■ **Records supplied**:

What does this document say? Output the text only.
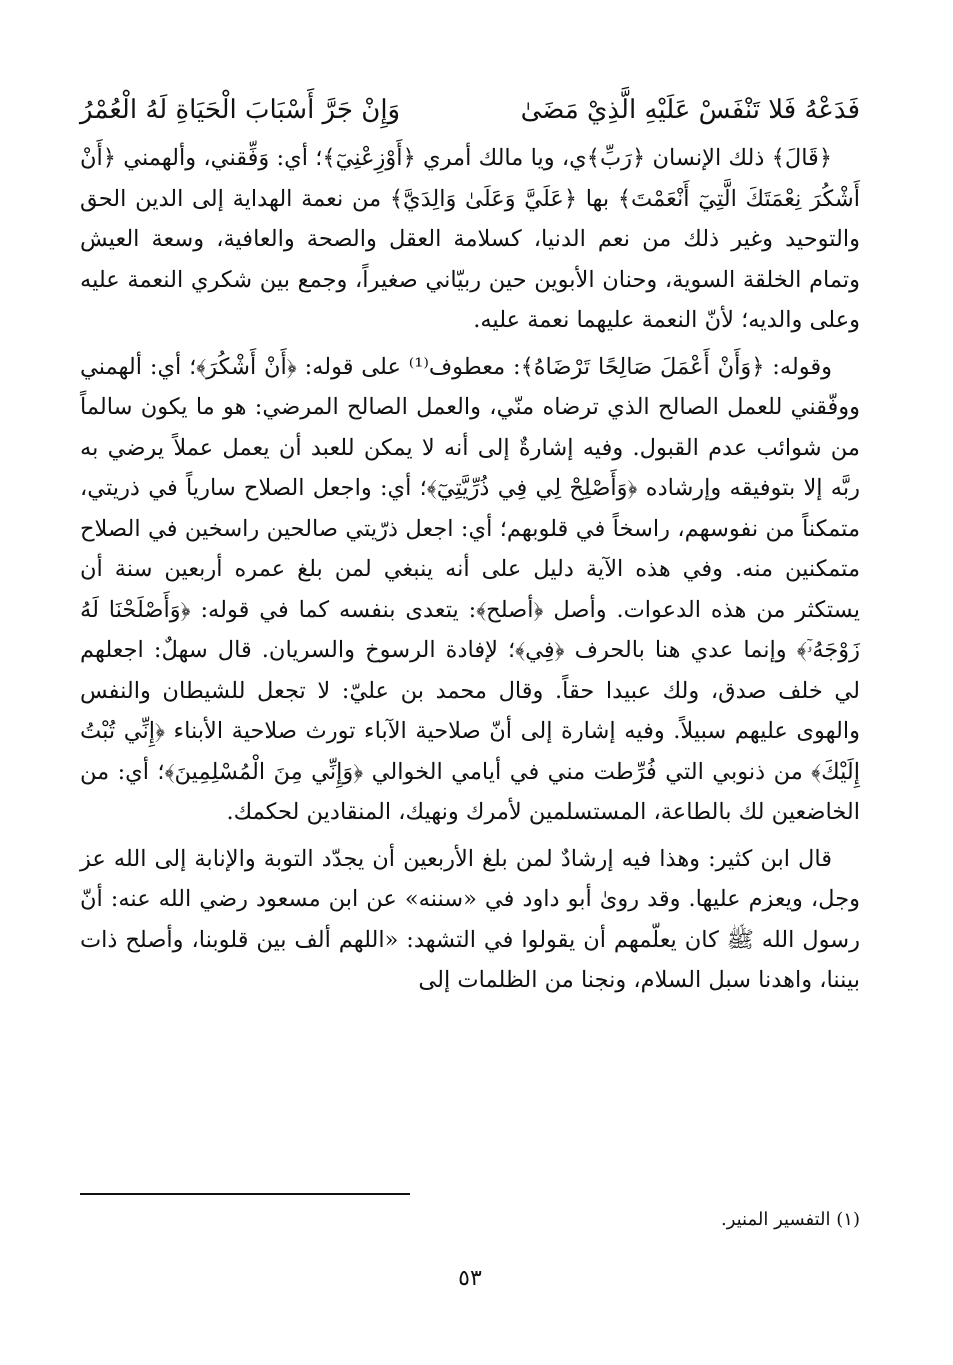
فَدَعْهُ فَلا تَنْفَسْ عَلَيْهِ الَّذِيْ مَضَىٰ
وَإِنْ جَرَّ أَسْبَابَ الْحَيَاةِ لَهُ الْعُمْرُ

﴿قَالَ﴾ ذلك الإنسان ﴿رَبِّ﴾ي، ويا مالك أمري ﴿أَوْزِعْنِيٓ﴾؛ أي: وَفِّقني، وألهمني ﴿أَنْ أَشْكُرَ نِعْمَتَكَ الَّتِيٓ أَنْعَمْتَ﴾ بها ﴿عَلَيَّ وَعَلَىٰ وَالِدَيَّ﴾ من نعمة الهداية إلى الدين الحق والتوحيد وغير ذلك من نعم الدنيا، كسلامة العقل والصحة والعافية، وسعة العيش وتمام الخلقة السوية، وحنان الأبوين حين ربيّاني صغيراً، وجمع بين شكري النعمة عليه وعلى والديه؛ لأنّ النعمة عليهما نعمة عليه.

وقوله: ﴿وَأَنْ أَعْمَلَ صَالِحًا تَرْضَاهُ﴾: معطوف⁽¹⁾ على قوله: ﴿أَنْ أَشْكُرَ﴾؛ أي: ألهمني ووفّقني للعمل الصالح الذي ترضاه منّي، والعمل الصالح المرضي: هو ما يكون سالماً من شوائب عدم القبول. وفيه إشارةٌ إلى أنه لا يمكن للعبد أن يعمل عملاً يرضي به ربَّه إلا بتوفيقه وإرشاده ﴿وَأَصْلِحْ لِي فِي ذُرِّيَّتِيٓ﴾؛ أي: واجعل الصلاح سارياً في ذريتي، متمكناً من نفوسهم، راسخاً في قلوبهم؛ أي: اجعل ذرّيتي صالحين راسخين في الصلاح متمكنين منه. وفي هذه الآية دليل على أنه ينبغي لمن بلغ عمره أربعين سنة أن يستكثر من هذه الدعوات. وأصل ﴿أصلح﴾: يتعدى بنفسه كما في قوله: ﴿وَأَصْلَحْنَا لَهُ زَوْجَهُۥٓ﴾ وإنما عدي هنا بالحرف ﴿فِي﴾؛ لإفادة الرسوخ والسريان. قال سهلٌ: اجعلهم لي خلف صدق، ولك عبيدا حقاً. وقال محمد بن عليّ: لا تجعل للشيطان والنفس والهوى عليهم سبيلاً. وفيه إشارة إلى أنّ صلاحية الآباء تورث صلاحية الأبناء ﴿إِنِّي تُبْتُ إِلَيْكَ﴾ من ذنوبي التي فُرِّطت مني في أيامي الخوالي ﴿وَإِنِّي مِنَ الْمُسْلِمِينَ﴾؛ أي: من الخاضعين لك بالطاعة، المستسلمين لأمرك ونهيك، المنقادين لحكمك.

قال ابن كثير: وهذا فيه إرشادٌ لمن بلغ الأربعين أن يجدّد التوبة والإنابة إلى الله عز وجل، ويعزم عليها. وقد روىٰ أبو داود في «سننه» عن ابن مسعود رضي الله عنه: أنّ رسول الله ﷺ كان يعلّمهم أن يقولوا في التشهد: «اللهم ألف بين قلوبنا، وأصلح ذات بيننا، واهدنا سبل السلام، ونجنا من الظلمات إلى

(١) التفسير المنير.

٥٣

■ **What needs to be done**:
Reproduce all of the material exactly, apart from the pictures.

■ **Correct result**:
What does this document say? Output the text only.
فَدَعْهُ فَلا تَنْفَسْ عَلَيْهِ الَّذِيْ مَضَىٰ
وَإِنْ جَرَّ أَسْبَابَ الْحَيَاةِ لَهُ الْعُمْرُ

﴿قَالَ﴾ ذلك الإنسان ﴿رَبِّ﴾ي، ويا مالك أمري ﴿أَوْزِعْنِيٓ﴾؛ أي: وَفِّقني، وألهمني ﴿أَنْ أَشْكُرَ نِعْمَتَكَ الَّتِيٓ أَنْعَمْتَ﴾ بها ﴿عَلَيَّ وَعَلَىٰ وَالِدَيَّ﴾ من نعمة الهداية إلى الدين الحق والتوحيد وغير ذلك من نعم الدنيا، كسلامة العقل والصحة والعافية، وسعة العيش وتمام الخلقة السوية، وحنان الأبوين حين ربيّاني صغيراً، وجمع بين شكري النعمة عليه وعلى والديه؛ لأنّ النعمة عليهما نعمة عليه.

وقوله: ﴿وَأَنْ أَعْمَلَ صَالِحًا تَرْضَاهُ﴾: معطوف⁽¹⁾ على قوله: ﴿أَنْ أَشْكُرَ﴾؛ أي: ألهمني ووفّقني للعمل الصالح الذي ترضاه منّي، والعمل الصالح المرضي: هو ما يكون سالماً من شوائب عدم القبول. وفيه إشارةٌ إلى أنه لا يمكن للعبد أن يعمل عملاً يرضي به ربَّه إلا بتوفيقه وإرشاده ﴿وَأَصْلِحْ لِي فِي ذُرِّيَّتِيٓ﴾؛ أي: واجعل الصلاح سارياً في ذريتي، متمكناً من نفوسهم، راسخاً في قلوبهم؛ أي: اجعل ذرّيتي صالحين راسخين في الصلاح متمكنين منه. وفي هذه الآية دليل على أنه ينبغي لمن بلغ عمره أربعين سنة أن يستكثر من هذه الدعوات. وأصل ﴿أصلح﴾: يتعدى بنفسه كما في قوله: ﴿وَأَصْلَحْنَا لَهُ زَوْجَهُۥٓ﴾ وإنما عدي هنا بالحرف ﴿فِي﴾؛ لإفادة الرسوخ والسريان. قال سهلٌ: اجعلهم لي خلف صدق، ولك عبيدا حقاً. وقال محمد بن عليّ: لا تجعل للشيطان والنفس والهوى عليهم سبيلاً. وفيه إشارة إلى أنّ صلاحية الآباء تورث صلاحية الأبناء ﴿إِنِّي تُبْتُ إِلَيْكَ﴾ من ذنوبي التي فُرِّطت مني في أيامي الخوالي ﴿وَإِنِّي مِنَ الْمُسْلِمِينَ﴾؛ أي: من الخاضعين لك بالطاعة، المستسلمين لأمرك ونهيك، المنقادين لحكمك.

قال ابن كثير: وهذا فيه إرشادٌ لمن بلغ الأربعين أن يجدّد التوبة والإنابة إلى الله عز وجل، ويعزم عليها. وقد روىٰ أبو داود في «سننه» عن ابن مسعود رضي الله عنه: أنّ رسول الله ﷺ كان يعلّمهم أن يقولوا في التشهد: «اللهم ألف بين قلوبنا، وأصلح ذات بيننا، واهدنا سبل السلام، ونجنا من الظلمات إلى

(١) التفسير المنير.

٥٣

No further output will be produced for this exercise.